Masud era un musulmán enemigo del totalitarismo comunista invasor y del fanatismo teocrático islamista. Era una posibilidad de modernización política y religiosa, tal vez al estilo marroquí o incluso más avanzado, como el persa pre-Jomeini, con todos sus matices y claroscuros, desde la que la democracia y bastantes de sus valores podrían asentarse en la gran Asia Central.
Antes de su ejecución, cuenta Marcela Grad en su libro Massoud, un íntimo retrato del legendario líder afgano, estuvo leyendo poemas de la literatura sagrada sufí con un amigo íntimo hasta la madrugada. Uno de los poemas que se recitó aquella noche pertenecía al Memorial de los Santos, de Farid Ud-Din Atar, de los siglos XII y XIII:
Vi a un niño que llevaba una luz.
Le pregunté de dónde la había traído.
Él la apagó y me dijo:
"Ahora dime tú adónde se ha ido".
No lo mataron por su amor a la poesía ni al sufismo ni a su proyecto nacional. Lo asesinaron porque era quien llevaba las riendas de una caravana que seguía una ruta diferente y abierta que condujo, entre otras metas, a la Declaración de los Derechos Esenciales de las Mujeres Afganas, firmada por el propio Masud en Dusambé, Tayikistán, en septiembre de 2000, un año antes de su asesinato y de los atentados del 11-S.
==============================
| LISTA DE TAREAS |
**A.** Reescribe de forma más breve el párrafo del texto sobre Masud que empieza por "No lo mataron por su amor a la poesía", sin perder sus datos principales.
**B.** Según el texto sobre Masud, ¿dónde y cuándo firmó él la Declaración de los Derechos Esenciales de las Mujeres Afganas?
**C.** Prosigue el texto sobre Masud a partir de su última oración.

| MATERIAL PROPORCIONADO |
==============================
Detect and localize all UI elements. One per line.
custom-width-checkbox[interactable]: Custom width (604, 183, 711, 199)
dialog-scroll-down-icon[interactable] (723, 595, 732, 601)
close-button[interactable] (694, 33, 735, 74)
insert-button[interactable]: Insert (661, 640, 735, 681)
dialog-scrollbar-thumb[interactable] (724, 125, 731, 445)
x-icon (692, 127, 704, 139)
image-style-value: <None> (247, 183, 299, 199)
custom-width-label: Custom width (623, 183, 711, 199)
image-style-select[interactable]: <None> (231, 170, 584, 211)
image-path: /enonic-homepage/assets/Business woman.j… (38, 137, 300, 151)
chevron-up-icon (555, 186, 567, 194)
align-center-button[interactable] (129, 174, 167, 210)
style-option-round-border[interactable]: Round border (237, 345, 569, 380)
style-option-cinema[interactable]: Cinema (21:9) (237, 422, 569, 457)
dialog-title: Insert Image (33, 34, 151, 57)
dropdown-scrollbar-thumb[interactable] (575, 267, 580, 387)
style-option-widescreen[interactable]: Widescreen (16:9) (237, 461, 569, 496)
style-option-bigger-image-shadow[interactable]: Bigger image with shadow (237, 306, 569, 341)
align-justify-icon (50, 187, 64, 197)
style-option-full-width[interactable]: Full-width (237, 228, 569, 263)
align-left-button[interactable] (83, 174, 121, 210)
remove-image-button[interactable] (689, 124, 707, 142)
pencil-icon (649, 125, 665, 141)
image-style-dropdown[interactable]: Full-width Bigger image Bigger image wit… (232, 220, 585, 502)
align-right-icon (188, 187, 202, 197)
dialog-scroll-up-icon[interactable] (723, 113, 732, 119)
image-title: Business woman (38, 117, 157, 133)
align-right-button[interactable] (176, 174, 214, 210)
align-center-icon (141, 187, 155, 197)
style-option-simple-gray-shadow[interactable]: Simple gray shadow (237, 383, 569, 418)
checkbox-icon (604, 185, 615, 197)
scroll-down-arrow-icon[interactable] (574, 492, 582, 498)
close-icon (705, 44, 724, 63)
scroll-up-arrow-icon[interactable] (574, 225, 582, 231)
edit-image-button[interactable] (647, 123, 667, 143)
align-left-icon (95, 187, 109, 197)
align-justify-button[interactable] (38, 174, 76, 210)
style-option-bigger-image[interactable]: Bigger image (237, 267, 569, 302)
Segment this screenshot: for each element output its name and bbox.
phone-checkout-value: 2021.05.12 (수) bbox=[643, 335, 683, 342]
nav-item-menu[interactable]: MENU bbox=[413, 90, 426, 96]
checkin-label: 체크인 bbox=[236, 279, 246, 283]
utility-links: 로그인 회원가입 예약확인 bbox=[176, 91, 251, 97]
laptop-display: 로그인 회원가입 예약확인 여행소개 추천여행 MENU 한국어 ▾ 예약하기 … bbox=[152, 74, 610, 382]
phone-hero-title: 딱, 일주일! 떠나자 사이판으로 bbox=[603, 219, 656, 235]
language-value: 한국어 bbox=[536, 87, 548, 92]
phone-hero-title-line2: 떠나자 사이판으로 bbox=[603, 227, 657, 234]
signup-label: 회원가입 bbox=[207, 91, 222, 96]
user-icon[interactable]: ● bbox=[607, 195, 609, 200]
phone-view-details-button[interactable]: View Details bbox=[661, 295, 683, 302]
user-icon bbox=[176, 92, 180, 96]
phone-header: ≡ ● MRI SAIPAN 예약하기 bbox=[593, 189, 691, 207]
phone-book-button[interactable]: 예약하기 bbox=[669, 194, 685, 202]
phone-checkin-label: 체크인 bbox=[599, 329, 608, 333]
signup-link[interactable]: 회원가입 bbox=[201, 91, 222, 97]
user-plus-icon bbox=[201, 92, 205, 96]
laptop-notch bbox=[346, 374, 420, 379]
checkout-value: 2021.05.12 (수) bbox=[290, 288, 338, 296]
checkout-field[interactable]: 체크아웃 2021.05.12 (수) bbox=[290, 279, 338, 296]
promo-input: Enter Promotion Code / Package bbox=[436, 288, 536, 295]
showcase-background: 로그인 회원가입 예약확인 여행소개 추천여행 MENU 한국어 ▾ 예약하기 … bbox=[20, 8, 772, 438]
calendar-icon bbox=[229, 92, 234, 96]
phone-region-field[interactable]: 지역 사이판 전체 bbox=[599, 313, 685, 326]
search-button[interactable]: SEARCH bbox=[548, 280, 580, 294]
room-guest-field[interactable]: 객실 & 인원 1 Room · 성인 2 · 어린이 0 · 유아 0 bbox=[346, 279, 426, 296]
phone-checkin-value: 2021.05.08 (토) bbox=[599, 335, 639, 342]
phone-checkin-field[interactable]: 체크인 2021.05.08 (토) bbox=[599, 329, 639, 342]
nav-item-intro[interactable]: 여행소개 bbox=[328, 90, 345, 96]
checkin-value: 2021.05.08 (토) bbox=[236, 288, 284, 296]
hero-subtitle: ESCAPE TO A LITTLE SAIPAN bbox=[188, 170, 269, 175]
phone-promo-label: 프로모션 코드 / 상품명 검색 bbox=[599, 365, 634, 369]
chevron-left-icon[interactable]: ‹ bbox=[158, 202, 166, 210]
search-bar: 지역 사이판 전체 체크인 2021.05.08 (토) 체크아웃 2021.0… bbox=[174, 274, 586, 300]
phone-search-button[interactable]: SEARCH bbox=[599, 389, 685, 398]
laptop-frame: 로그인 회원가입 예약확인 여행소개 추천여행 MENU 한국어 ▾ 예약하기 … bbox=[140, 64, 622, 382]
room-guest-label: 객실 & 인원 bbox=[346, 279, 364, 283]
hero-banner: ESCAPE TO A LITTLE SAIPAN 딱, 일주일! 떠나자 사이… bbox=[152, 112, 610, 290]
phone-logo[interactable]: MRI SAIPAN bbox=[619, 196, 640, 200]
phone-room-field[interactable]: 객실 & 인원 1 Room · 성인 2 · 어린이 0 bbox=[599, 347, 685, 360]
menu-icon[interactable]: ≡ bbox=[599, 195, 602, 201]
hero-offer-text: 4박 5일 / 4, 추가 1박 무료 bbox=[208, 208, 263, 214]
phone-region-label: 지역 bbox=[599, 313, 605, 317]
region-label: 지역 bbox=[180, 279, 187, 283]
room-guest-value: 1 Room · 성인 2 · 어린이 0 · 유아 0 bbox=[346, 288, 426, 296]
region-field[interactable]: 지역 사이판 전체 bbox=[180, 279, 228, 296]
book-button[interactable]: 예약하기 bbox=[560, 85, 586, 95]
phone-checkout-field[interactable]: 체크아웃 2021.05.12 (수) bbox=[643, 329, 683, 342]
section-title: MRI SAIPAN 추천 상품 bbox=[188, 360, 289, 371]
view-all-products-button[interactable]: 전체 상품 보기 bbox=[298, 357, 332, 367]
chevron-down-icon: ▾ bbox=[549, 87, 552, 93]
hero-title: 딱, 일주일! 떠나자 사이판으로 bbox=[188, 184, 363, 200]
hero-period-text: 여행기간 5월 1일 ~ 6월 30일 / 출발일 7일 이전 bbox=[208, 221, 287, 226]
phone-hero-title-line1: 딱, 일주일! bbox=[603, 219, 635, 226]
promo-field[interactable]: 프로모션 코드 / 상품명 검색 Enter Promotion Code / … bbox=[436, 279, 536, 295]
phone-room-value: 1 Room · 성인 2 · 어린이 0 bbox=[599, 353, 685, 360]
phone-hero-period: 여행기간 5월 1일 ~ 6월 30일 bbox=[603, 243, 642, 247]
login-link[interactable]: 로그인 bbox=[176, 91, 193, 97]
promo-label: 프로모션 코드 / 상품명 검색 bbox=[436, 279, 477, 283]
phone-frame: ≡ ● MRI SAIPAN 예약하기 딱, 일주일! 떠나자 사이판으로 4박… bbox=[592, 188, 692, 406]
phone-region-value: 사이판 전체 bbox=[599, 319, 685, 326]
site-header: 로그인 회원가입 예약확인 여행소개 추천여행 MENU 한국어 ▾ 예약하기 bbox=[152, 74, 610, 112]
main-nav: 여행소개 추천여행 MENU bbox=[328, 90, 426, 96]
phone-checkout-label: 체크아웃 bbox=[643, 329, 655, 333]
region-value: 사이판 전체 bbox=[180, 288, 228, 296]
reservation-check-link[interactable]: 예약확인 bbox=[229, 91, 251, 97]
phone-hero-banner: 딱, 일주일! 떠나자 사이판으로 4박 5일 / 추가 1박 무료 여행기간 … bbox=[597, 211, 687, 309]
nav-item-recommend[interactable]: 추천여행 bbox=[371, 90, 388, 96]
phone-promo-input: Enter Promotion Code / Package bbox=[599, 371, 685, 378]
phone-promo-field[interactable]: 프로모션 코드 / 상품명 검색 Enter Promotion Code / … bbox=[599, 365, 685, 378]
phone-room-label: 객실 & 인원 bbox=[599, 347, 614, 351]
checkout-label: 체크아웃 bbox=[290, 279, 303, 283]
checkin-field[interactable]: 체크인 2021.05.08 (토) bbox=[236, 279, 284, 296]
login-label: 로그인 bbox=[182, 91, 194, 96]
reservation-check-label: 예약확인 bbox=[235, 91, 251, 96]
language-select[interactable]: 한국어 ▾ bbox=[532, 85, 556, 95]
==============================
| RESPUESTAS |
**A.** A Masud no lo mataron por la poesía, el sufismo ni su proyecto nacional, sino por dirigir una caravana de ruta distinta y abierta. Esa ruta llevó, entre otras metas, a la Declaración de los Derechos Esenciales de las Mujeres Afganas, que él firmó en Dusambé (Tayikistán) en septiembre de 2000, un año antes de su asesinato y del 11-S.

**B.** En Dusambé, Tayikistán, en septiembre de 2000.

**C.**
En su borrador de junio de 2000, en la Sección III, tras un muy interesante preámbulo fundamentado, sobre todo, en la Declaración Universal de los Derechos Humanos, se decía y se dice:
El derecho fundamental de las mujeres afganas, como para todos los seres humanos, es la vida con dignidad, que incluye los siguientes derechos:
El derecho a la igualdad entre los hombres y las mujeres, y el derecho a la eliminación de todas las formas de discriminación y segregación basadas en el sexo, la raza o la religión.
El derecho a la seguridad personal y a la libertad de (aunque así consta en el texto aportado en el citado libro, debería decir, como es fácilmente deducible, contra) la tortura o tratamiento inhumano o degradante.
El derecho a la salud física y mental para las mujeres y sus hijos.
El derecho a la misma protección, de acuerdo con las leyes.
El derecho a la educación institucional en todas las disciplinas intelectuales y físicas.
El derecho a condiciones justas y favorables de trabajo.
El derecho a trasladarse libre e independientemente.
El derecho a la libertad de pensamiento, expresión, reunión y participación política.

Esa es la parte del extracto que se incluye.